*Given task*.
Images are not part of the copy; transcribe all the data exactly.

*Material for this exercise*.
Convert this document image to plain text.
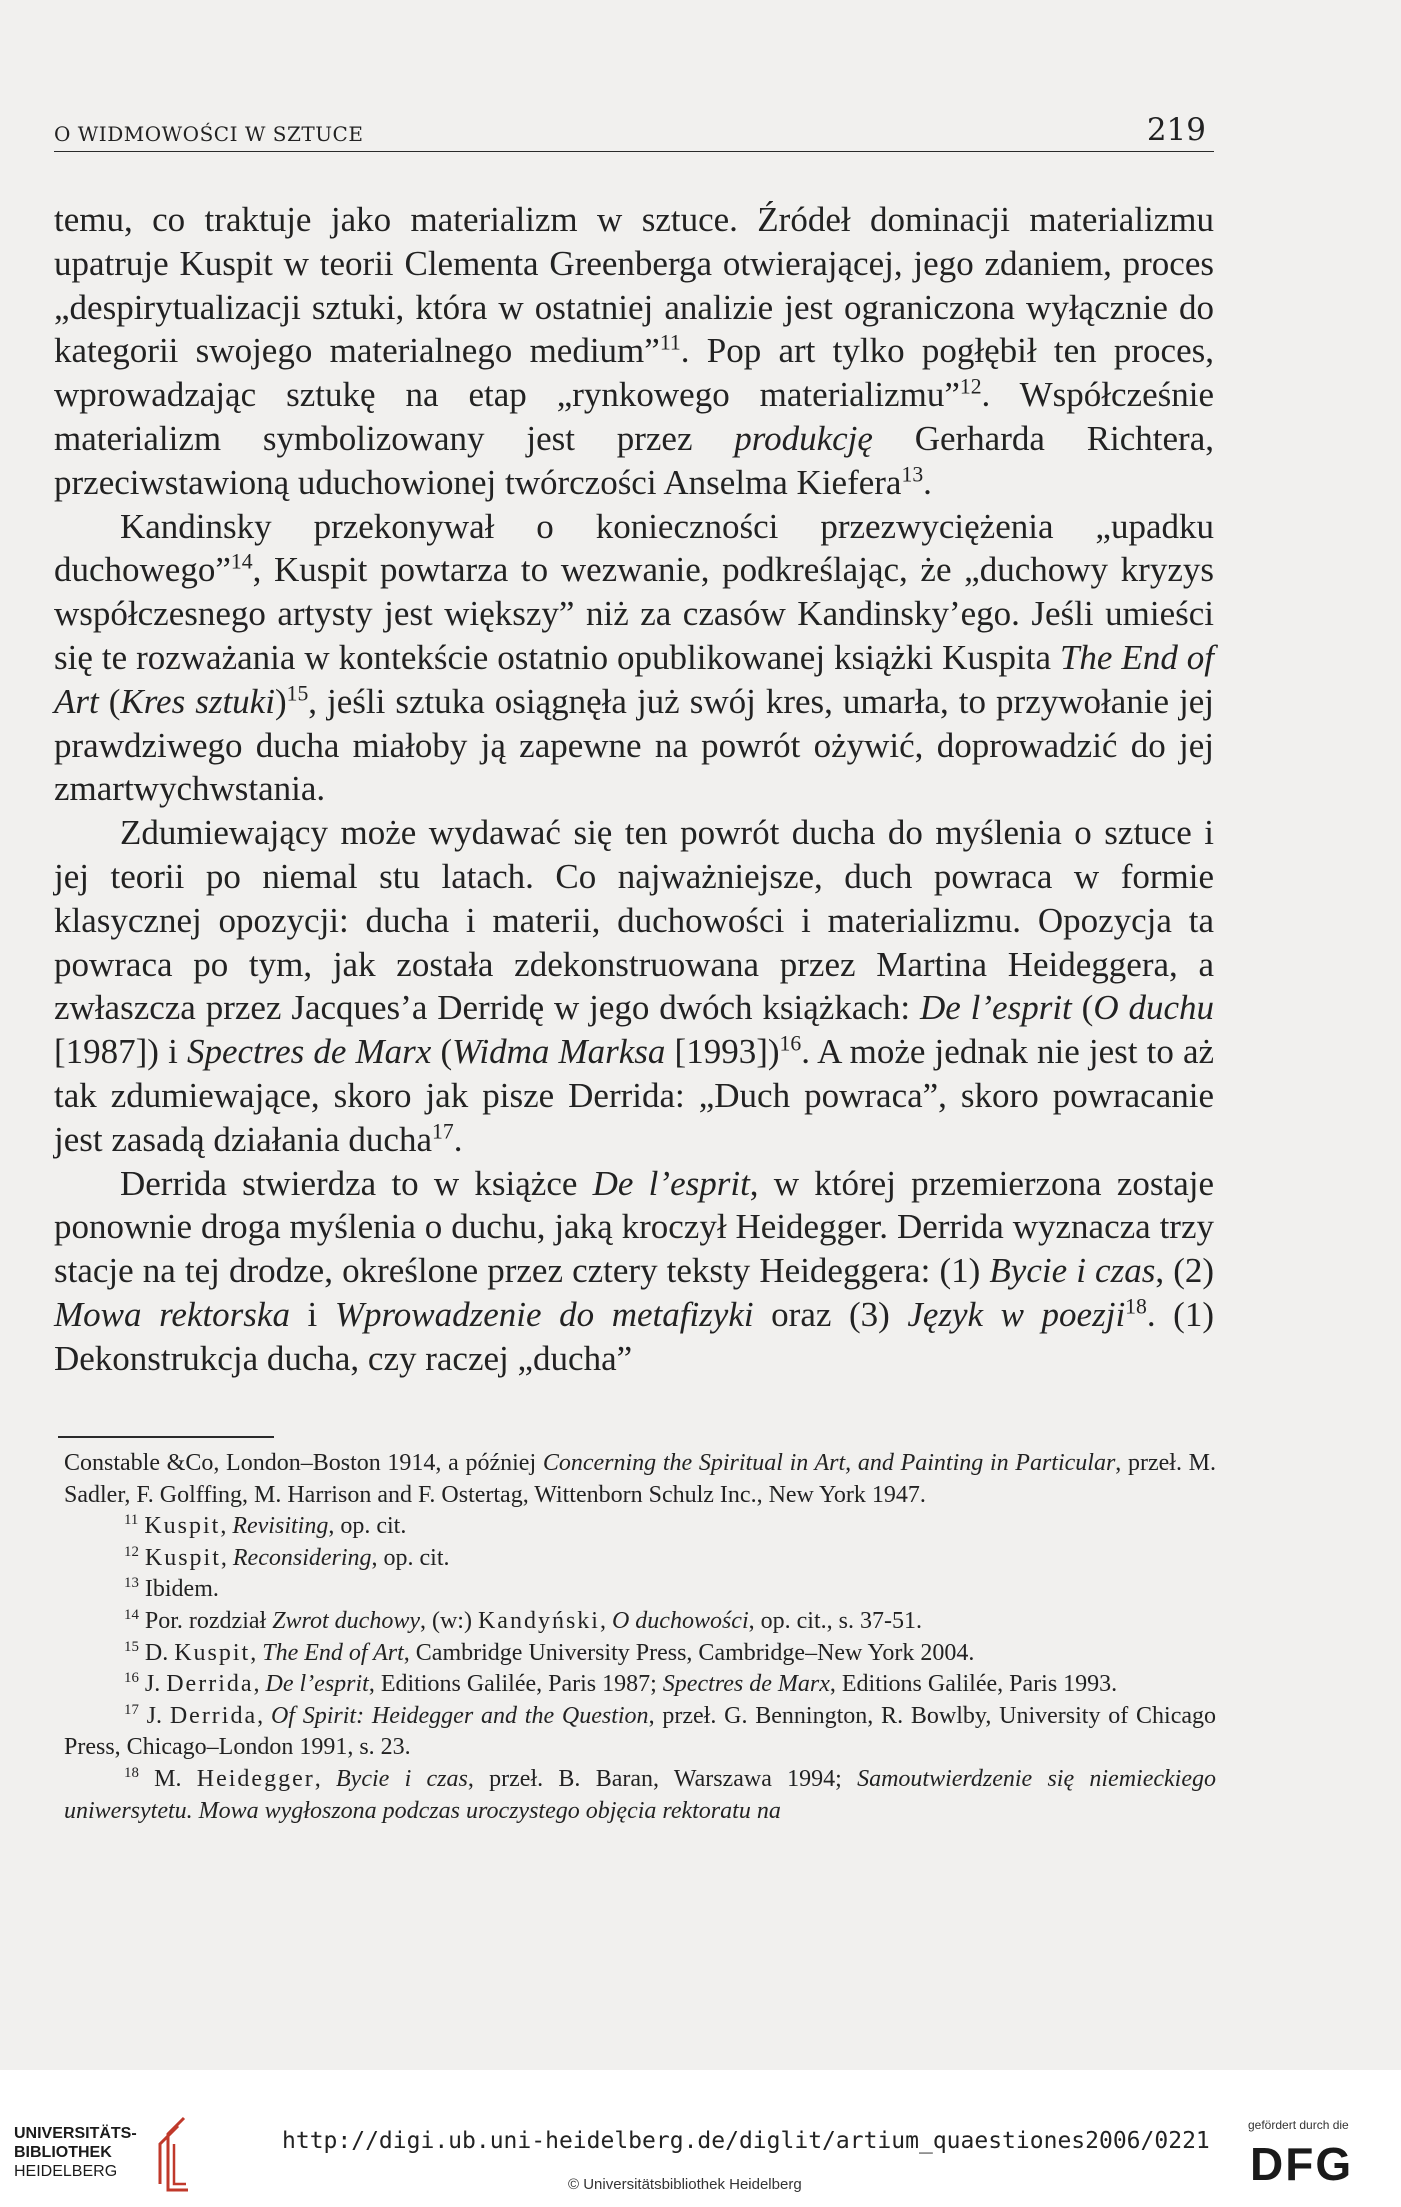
O WIDMOWOŚCI W SZTUCE	219

temu, co traktuje jako materializm w sztuce. Źródeł dominacji materializmu upatruje Kuspit w teorii Clementa Greenberga otwierającej, jego zdaniem, proces „despirytualizacji sztuki, która w ostatniej analizie jest ograniczona wyłącznie do kategorii swojego materialnego medium”$^{11}$. Pop art tylko pogłębił ten proces, wprowadzając sztukę na etap „rynkowego materializmu”$^{12}$. Współcześnie materializm symbolizowany jest przez produkcję Gerharda Richtera, przeciwstawioną uduchowionej twórczości Anselma Kiefera$^{13}$.

Kandinsky przekonywał o konieczności przezwyciężenia „upadku duchowego”$^{14}$, Kuspit powtarza to wezwanie, podkreślając, że „duchowy kryzys współczesnego artysty jest większy” niż za czasów Kandinsky’ego. Jeśli umieści się te rozważania w kontekście ostatnio opublikowanej książki Kuspita The End of Art (Kres sztuki)$^{15}$, jeśli sztuka osiągnęła już swój kres, umarła, to przywołanie jej prawdziwego ducha miałoby ją zapewne na powrót ożywić, doprowadzić do jej zmartwychwstania.

Zdumiewający może wydawać się ten powrót ducha do myślenia o sztuce i jej teorii po niemal stu latach. Co najważniejsze, duch powraca w formie klasycznej opozycji: ducha i materii, duchowości i materializmu. Opozycja ta powraca po tym, jak została zdekonstruowana przez Martina Heideggera, a zwłaszcza przez Jacques’a Derridę w jego dwóch książkach: De l’esprit (O duchu [1987]) i Spectres de Marx (Widma Marksa [1993])$^{16}$. A może jednak nie jest to aż tak zdumiewające, skoro jak pisze Derrida: „Duch powraca”, skoro powracanie jest zasadą działania ducha$^{17}$.

Derrida stwierdza to w książce De l’esprit, w której przemierzona zostaje ponownie droga myślenia o duchu, jaką kroczył Heidegger. Derrida wyznacza trzy stacje na tej drodze, określone przez cztery teksty Heideggera: (1) Bycie i czas, (2) Mowa rektorska i Wprowadzenie do metafizyki oraz (3) Język w poezji$^{18}$. (1) Dekonstrukcja ducha, czy raczej „ducha”

Constable &Co, London–Boston 1914, a później Concerning the Spiritual in Art, and Painting in Particular, przeł. M. Sadler, F. Golffing, M. Harrison and F. Ostertag, Wittenborn Schulz Inc., New York 1947.

$^{11}$ Kuspit, Revisiting, op. cit.

$^{12}$ Kuspit, Reconsidering, op. cit.

$^{13}$ Ibidem.

$^{14}$ Por. rozdział Zwrot duchowy, (w:) Kandyński, O duchowości, op. cit., s. 37-51.

$^{15}$ D. Kuspit, The End of Art, Cambridge University Press, Cambridge–New York 2004.

$^{16}$ J. Derrida, De l’esprit, Editions Galilée, Paris 1987; Spectres de Marx, Editions Galilée, Paris 1993.

$^{17}$ J. Derrida, Of Spirit: Heidegger and the Question, przeł. G. Bennington, R. Bowlby, University of Chicago Press, Chicago–London 1991, s. 23.

$^{18}$ M. Heidegger, Bycie i czas, przeł. B. Baran, Warszawa 1994; Samoutwierdzenie się niemieckiego uniwersytetu. Mowa wygłoszona podczas uroczystego objęcia rektoratu na

UNIVERSITÄTS-
BIBLIOTHEK
HEIDELBERG
http://digi.ub.uni-heidelberg.de/diglit/artium_quaestiones2006/0221
© Universitätsbibliothek Heidelberg
gefördert durch die
DFG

*Response to this exercise*.
Convert this document image to plain text.
O WIDMOWOŚCI W SZTUCE	219

temu, co traktuje jako materializm w sztuce. Źródeł dominacji materializmu upatruje Kuspit w teorii Clementa Greenberga otwierającej, jego zdaniem, proces „despirytualizacji sztuki, która w ostatniej analizie jest ograniczona wyłącznie do kategorii swojego materialnego medium”$^{11}$. Pop art tylko pogłębił ten proces, wprowadzając sztukę na etap „rynkowego materializmu”$^{12}$. Współcześnie materializm symbolizowany jest przez produkcję Gerharda Richtera, przeciwstawioną uduchowionej twórczości Anselma Kiefera$^{13}$.

Kandinsky przekonywał o konieczności przezwyciężenia „upadku duchowego”$^{14}$, Kuspit powtarza to wezwanie, podkreślając, że „duchowy kryzys współczesnego artysty jest większy” niż za czasów Kandinsky’ego. Jeśli umieści się te rozważania w kontekście ostatnio opublikowanej książki Kuspita The End of Art (Kres sztuki)$^{15}$, jeśli sztuka osiągnęła już swój kres, umarła, to przywołanie jej prawdziwego ducha miałoby ją zapewne na powrót ożywić, doprowadzić do jej zmartwychwstania.

Zdumiewający może wydawać się ten powrót ducha do myślenia o sztuce i jej teorii po niemal stu latach. Co najważniejsze, duch powraca w formie klasycznej opozycji: ducha i materii, duchowości i materializmu. Opozycja ta powraca po tym, jak została zdekonstruowana przez Martina Heideggera, a zwłaszcza przez Jacques’a Derridę w jego dwóch książkach: De l’esprit (O duchu [1987]) i Spectres de Marx (Widma Marksa [1993])$^{16}$. A może jednak nie jest to aż tak zdumiewające, skoro jak pisze Derrida: „Duch powraca”, skoro powracanie jest zasadą działania ducha$^{17}$.

Derrida stwierdza to w książce De l’esprit, w której przemierzona zostaje ponownie droga myślenia o duchu, jaką kroczył Heidegger. Derrida wyznacza trzy stacje na tej drodze, określone przez cztery teksty Heideggera: (1) Bycie i czas, (2) Mowa rektorska i Wprowadzenie do metafizyki oraz (3) Język w poezji$^{18}$. (1) Dekonstrukcja ducha, czy raczej „ducha”

Constable &Co, London–Boston 1914, a później Concerning the Spiritual in Art, and Painting in Particular, przeł. M. Sadler, F. Golffing, M. Harrison and F. Ostertag, Wittenborn Schulz Inc., New York 1947.

$^{11}$ Kuspit, Revisiting, op. cit.

$^{12}$ Kuspit, Reconsidering, op. cit.

$^{13}$ Ibidem.

$^{14}$ Por. rozdział Zwrot duchowy, (w:) Kandyński, O duchowości, op. cit., s. 37-51.

$^{15}$ D. Kuspit, The End of Art, Cambridge University Press, Cambridge–New York 2004.

$^{16}$ J. Derrida, De l’esprit, Editions Galilée, Paris 1987; Spectres de Marx, Editions Galilée, Paris 1993.

$^{17}$ J. Derrida, Of Spirit: Heidegger and the Question, przeł. G. Bennington, R. Bowlby, University of Chicago Press, Chicago–London 1991, s. 23.

$^{18}$ M. Heidegger, Bycie i czas, przeł. B. Baran, Warszawa 1994; Samoutwierdzenie się niemieckiego uniwersytetu. Mowa wygłoszona podczas uroczystego objęcia rektoratu na

UNIVERSITÄTS-
BIBLIOTHEK
HEIDELBERG
http://digi.ub.uni-heidelberg.de/diglit/artium_quaestiones2006/0221
© Universitätsbibliothek Heidelberg
gefördert durch die
DFG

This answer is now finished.